[Collected data entries]
■ ■ ■ ■ ■ ■ ■

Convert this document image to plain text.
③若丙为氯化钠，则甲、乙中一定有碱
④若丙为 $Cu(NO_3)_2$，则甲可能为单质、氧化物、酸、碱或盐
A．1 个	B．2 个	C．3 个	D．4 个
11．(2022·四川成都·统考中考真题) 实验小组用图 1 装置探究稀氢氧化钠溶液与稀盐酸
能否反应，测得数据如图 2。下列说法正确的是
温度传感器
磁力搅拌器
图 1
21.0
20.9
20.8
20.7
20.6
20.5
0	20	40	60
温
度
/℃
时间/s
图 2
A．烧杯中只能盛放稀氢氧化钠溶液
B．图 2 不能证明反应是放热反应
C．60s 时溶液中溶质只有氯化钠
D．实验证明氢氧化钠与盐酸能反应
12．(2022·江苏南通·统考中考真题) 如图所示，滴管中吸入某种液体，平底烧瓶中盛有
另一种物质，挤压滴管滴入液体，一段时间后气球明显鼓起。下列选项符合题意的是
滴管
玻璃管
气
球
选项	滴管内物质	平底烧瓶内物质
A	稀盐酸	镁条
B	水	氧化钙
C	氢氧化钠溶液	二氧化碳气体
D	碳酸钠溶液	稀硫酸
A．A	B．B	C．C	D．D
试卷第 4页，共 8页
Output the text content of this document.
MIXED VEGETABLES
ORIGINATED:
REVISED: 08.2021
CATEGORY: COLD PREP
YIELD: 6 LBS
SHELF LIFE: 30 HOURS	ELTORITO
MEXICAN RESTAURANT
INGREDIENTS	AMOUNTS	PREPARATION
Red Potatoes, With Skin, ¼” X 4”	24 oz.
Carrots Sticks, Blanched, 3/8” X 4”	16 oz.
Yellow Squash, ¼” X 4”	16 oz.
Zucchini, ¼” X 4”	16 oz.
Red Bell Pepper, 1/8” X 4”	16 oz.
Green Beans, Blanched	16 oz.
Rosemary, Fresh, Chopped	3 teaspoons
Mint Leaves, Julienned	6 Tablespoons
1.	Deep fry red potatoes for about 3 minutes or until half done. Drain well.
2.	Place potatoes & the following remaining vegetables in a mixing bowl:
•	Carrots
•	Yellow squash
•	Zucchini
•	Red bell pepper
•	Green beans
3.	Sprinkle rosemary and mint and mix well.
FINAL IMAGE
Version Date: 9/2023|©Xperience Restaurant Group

■ ■ ■ ■ ■ ■ ■

■ **PROBLEM TO WORK ON**:
Write out, word for word, the line containing "Output the text content of this document." and every line after it to the end of the data above.

■ **CORRECT RESULT**:
Output the text content of this document.
MIXED VEGETABLES
ORIGINATED:
REVISED: 08.2021
CATEGORY: COLD PREP
YIELD: 6 LBS
SHELF LIFE: 30 HOURS	ELTORITO
MEXICAN RESTAURANT
INGREDIENTS	AMOUNTS	PREPARATION
Red Potatoes, With Skin, ¼” X 4”	24 oz.
Carrots Sticks, Blanched, 3/8” X 4”	16 oz.
Yellow Squash, ¼” X 4”	16 oz.
Zucchini, ¼” X 4”	16 oz.
Red Bell Pepper, 1/8” X 4”	16 oz.
Green Beans, Blanched	16 oz.
Rosemary, Fresh, Chopped	3 teaspoons
Mint Leaves, Julienned	6 Tablespoons
1.	Deep fry red potatoes for about 3 minutes or until half done. Drain well.
2.	Place potatoes & the following remaining vegetables in a mixing bowl:
•	Carrots
•	Yellow squash
•	Zucchini
•	Red bell pepper
•	Green beans
3.	Sprinkle rosemary and mint and mix well.
FINAL IMAGE
Version Date: 9/2023|©Xperience Restaurant Group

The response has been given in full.